** start Provided records **

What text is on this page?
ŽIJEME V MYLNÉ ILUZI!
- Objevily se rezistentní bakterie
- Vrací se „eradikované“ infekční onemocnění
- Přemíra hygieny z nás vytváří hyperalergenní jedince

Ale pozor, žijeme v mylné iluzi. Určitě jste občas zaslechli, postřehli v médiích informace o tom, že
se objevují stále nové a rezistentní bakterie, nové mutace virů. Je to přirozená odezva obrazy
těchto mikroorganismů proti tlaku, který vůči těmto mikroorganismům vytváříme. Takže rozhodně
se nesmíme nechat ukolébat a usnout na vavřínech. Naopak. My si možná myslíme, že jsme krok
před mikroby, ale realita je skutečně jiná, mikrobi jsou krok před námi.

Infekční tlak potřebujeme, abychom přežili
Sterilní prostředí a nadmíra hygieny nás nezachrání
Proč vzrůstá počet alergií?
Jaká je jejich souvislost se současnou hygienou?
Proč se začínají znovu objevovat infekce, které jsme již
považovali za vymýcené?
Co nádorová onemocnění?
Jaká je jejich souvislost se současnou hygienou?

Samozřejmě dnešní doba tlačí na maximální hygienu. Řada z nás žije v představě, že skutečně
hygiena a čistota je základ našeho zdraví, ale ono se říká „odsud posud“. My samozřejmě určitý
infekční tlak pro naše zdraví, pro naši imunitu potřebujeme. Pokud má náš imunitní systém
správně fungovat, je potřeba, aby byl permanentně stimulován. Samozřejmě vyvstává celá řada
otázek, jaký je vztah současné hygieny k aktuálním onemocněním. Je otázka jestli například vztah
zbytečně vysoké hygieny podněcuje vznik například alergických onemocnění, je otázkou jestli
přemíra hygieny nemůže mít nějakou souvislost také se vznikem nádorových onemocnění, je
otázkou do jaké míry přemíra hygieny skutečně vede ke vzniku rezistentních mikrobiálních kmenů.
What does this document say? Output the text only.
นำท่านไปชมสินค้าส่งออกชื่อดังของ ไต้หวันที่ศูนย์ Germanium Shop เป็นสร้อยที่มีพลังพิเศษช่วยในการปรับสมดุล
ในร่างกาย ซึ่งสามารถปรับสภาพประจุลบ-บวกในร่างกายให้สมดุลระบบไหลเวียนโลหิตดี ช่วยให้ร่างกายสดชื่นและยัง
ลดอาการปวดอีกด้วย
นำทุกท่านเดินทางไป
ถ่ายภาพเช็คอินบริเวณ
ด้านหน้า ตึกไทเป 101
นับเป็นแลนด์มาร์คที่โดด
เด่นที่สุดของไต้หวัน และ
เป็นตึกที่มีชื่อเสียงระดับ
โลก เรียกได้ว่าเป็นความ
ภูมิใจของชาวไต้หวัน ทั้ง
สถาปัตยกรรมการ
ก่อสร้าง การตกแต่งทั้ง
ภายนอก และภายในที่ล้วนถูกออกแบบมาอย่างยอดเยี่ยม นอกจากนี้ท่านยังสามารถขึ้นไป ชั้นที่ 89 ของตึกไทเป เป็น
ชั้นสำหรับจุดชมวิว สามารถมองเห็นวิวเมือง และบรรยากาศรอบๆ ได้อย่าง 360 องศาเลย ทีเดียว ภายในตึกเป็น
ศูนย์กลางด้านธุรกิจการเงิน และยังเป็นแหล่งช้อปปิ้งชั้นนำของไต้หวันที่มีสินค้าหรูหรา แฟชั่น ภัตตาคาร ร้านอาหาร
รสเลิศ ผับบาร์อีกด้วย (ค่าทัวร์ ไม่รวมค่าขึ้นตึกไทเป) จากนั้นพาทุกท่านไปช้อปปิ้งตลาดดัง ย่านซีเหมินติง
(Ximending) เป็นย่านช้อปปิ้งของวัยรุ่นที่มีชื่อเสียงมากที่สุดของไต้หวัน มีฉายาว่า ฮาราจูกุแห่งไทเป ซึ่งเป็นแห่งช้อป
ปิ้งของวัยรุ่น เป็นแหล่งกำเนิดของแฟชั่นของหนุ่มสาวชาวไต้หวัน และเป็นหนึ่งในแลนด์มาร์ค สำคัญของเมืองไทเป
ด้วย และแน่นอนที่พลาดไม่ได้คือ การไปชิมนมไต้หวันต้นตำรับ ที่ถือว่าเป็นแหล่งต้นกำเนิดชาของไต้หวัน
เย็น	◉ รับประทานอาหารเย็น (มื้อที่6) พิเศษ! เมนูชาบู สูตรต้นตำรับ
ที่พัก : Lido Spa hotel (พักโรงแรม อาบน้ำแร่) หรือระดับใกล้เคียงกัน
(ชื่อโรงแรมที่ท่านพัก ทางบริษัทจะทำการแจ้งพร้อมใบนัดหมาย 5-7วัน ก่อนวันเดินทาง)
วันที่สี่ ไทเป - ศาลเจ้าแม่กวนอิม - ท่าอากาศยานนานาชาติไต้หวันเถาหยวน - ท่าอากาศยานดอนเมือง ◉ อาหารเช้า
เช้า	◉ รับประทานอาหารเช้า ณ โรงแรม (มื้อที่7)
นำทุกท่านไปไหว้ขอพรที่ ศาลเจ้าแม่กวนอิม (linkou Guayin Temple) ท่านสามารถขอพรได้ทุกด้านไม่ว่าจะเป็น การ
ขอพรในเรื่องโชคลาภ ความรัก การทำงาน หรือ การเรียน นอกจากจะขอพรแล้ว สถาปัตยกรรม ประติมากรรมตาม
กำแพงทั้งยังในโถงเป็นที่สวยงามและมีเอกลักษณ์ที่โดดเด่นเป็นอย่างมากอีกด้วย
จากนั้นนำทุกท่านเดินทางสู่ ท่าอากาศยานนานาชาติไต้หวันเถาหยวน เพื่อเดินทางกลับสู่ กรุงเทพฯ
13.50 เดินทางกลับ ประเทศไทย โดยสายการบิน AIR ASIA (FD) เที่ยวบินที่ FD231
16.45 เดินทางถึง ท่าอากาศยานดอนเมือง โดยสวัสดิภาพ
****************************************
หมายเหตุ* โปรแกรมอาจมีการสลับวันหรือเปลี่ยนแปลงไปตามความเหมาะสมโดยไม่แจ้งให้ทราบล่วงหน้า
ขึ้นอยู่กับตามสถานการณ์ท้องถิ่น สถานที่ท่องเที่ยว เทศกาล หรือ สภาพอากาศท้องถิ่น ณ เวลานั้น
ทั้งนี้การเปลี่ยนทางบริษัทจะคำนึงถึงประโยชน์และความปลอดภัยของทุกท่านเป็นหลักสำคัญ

** end Provided records **

• [Task to carry out]:
Quote each line of the data above exactly as written.

• [Solution for this task]:
What text is on this page?
ŽIJEME V MYLNÉ ILUZI!
- Objevily se rezistentní bakterie
- Vrací se „eradikované“ infekční onemocnění
- Přemíra hygieny z nás vytváří hyperalergenní jedince

Ale pozor, žijeme v mylné iluzi. Určitě jste občas zaslechli, postřehli v médiích informace o tom, že
se objevují stále nové a rezistentní bakterie, nové mutace virů. Je to přirozená odezva obrazy
těchto mikroorganismů proti tlaku, který vůči těmto mikroorganismům vytváříme. Takže rozhodně
se nesmíme nechat ukolébat a usnout na vavřínech. Naopak. My si možná myslíme, že jsme krok
před mikroby, ale realita je skutečně jiná, mikrobi jsou krok před námi.

Infekční tlak potřebujeme, abychom přežili
Sterilní prostředí a nadmíra hygieny nás nezachrání
Proč vzrůstá počet alergií?
Jaká je jejich souvislost se současnou hygienou?
Proč se začínají znovu objevovat infekce, které jsme již
považovali za vymýcené?
Co nádorová onemocnění?
Jaká je jejich souvislost se současnou hygienou?

Samozřejmě dnešní doba tlačí na maximální hygienu. Řada z nás žije v představě, že skutečně
hygiena a čistota je základ našeho zdraví, ale ono se říká „odsud posud“. My samozřejmě určitý
infekční tlak pro naše zdraví, pro naši imunitu potřebujeme. Pokud má náš imunitní systém
správně fungovat, je potřeba, aby byl permanentně stimulován. Samozřejmě vyvstává celá řada
otázek, jaký je vztah současné hygieny k aktuálním onemocněním. Je otázka jestli například vztah
zbytečně vysoké hygieny podněcuje vznik například alergických onemocnění, je otázkou jestli
přemíra hygieny nemůže mít nějakou souvislost také se vznikem nádorových onemocnění, je
otázkou do jaké míry přemíra hygieny skutečně vede ke vzniku rezistentních mikrobiálních kmenů.
What does this document say? Output the text only.
นำท่านไปชมสินค้าส่งออกชื่อดังของ ไต้หวันที่ศูนย์ Germanium Shop เป็นสร้อยที่มีพลังพิเศษช่วยในการปรับสมดุล
ในร่างกาย ซึ่งสามารถปรับสภาพประจุลบ-บวกในร่างกายให้สมดุลระบบไหลเวียนโลหิตดี ช่วยให้ร่างกายสดชื่นและยัง
ลดอาการปวดอีกด้วย
นำทุกท่านเดินทางไป
ถ่ายภาพเช็คอินบริเวณ
ด้านหน้า ตึกไทเป 101
นับเป็นแลนด์มาร์คที่โดด
เด่นที่สุดของไต้หวัน และ
เป็นตึกที่มีชื่อเสียงระดับ
โลก เรียกได้ว่าเป็นความ
ภูมิใจของชาวไต้หวัน ทั้ง
สถาปัตยกรรมการ
ก่อสร้าง การตกแต่งทั้ง
ภายนอก และภายในที่ล้วนถูกออกแบบมาอย่างยอดเยี่ยม นอกจากนี้ท่านยังสามารถขึ้นไป ชั้นที่ 89 ของตึกไทเป เป็น
ชั้นสำหรับจุดชมวิว สามารถมองเห็นวิวเมือง และบรรยากาศรอบๆ ได้อย่าง 360 องศาเลย ทีเดียว ภายในตึกเป็น
ศูนย์กลางด้านธุรกิจการเงิน และยังเป็นแหล่งช้อปปิ้งชั้นนำของไต้หวันที่มีสินค้าหรูหรา แฟชั่น ภัตตาคาร ร้านอาหาร
รสเลิศ ผับบาร์อีกด้วย (ค่าทัวร์ ไม่รวมค่าขึ้นตึกไทเป) จากนั้นพาทุกท่านไปช้อปปิ้งตลาดดัง ย่านซีเหมินติง
(Ximending) เป็นย่านช้อปปิ้งของวัยรุ่นที่มีชื่อเสียงมากที่สุดของไต้หวัน มีฉายาว่า ฮาราจูกุแห่งไทเป ซึ่งเป็นแห่งช้อป
ปิ้งของวัยรุ่น เป็นแหล่งกำเนิดของแฟชั่นของหนุ่มสาวชาวไต้หวัน และเป็นหนึ่งในแลนด์มาร์ค สำคัญของเมืองไทเป
ด้วย และแน่นอนที่พลาดไม่ได้คือ การไปชิมนมไต้หวันต้นตำรับ ที่ถือว่าเป็นแหล่งต้นกำเนิดชาของไต้หวัน
เย็น	◉ รับประทานอาหารเย็น (มื้อที่6) พิเศษ! เมนูชาบู สูตรต้นตำรับ
ที่พัก : Lido Spa hotel (พักโรงแรม อาบน้ำแร่) หรือระดับใกล้เคียงกัน
(ชื่อโรงแรมที่ท่านพัก ทางบริษัทจะทำการแจ้งพร้อมใบนัดหมาย 5-7วัน ก่อนวันเดินทาง)
วันที่สี่ ไทเป - ศาลเจ้าแม่กวนอิม - ท่าอากาศยานนานาชาติไต้หวันเถาหยวน - ท่าอากาศยานดอนเมือง ◉ อาหารเช้า
เช้า	◉ รับประทานอาหารเช้า ณ โรงแรม (มื้อที่7)
นำทุกท่านไปไหว้ขอพรที่ ศาลเจ้าแม่กวนอิม (linkou Guayin Temple) ท่านสามารถขอพรได้ทุกด้านไม่ว่าจะเป็น การ
ขอพรในเรื่องโชคลาภ ความรัก การทำงาน หรือ การเรียน นอกจากจะขอพรแล้ว สถาปัตยกรรม ประติมากรรมตาม
กำแพงทั้งยังในโถงเป็นที่สวยงามและมีเอกลักษณ์ที่โดดเด่นเป็นอย่างมากอีกด้วย
จากนั้นนำทุกท่านเดินทางสู่ ท่าอากาศยานนานาชาติไต้หวันเถาหยวน เพื่อเดินทางกลับสู่ กรุงเทพฯ
13.50 เดินทางกลับ ประเทศไทย โดยสายการบิน AIR ASIA (FD) เที่ยวบินที่ FD231
16.45 เดินทางถึง ท่าอากาศยานดอนเมือง โดยสวัสดิภาพ
****************************************
หมายเหตุ* โปรแกรมอาจมีการสลับวันหรือเปลี่ยนแปลงไปตามความเหมาะสมโดยไม่แจ้งให้ทราบล่วงหน้า
ขึ้นอยู่กับตามสถานการณ์ท้องถิ่น สถานที่ท่องเที่ยว เทศกาล หรือ สภาพอากาศท้องถิ่น ณ เวลานั้น
ทั้งนี้การเปลี่ยนทางบริษัทจะคำนึงถึงประโยชน์และความปลอดภัยของทุกท่านเป็นหลักสำคัญ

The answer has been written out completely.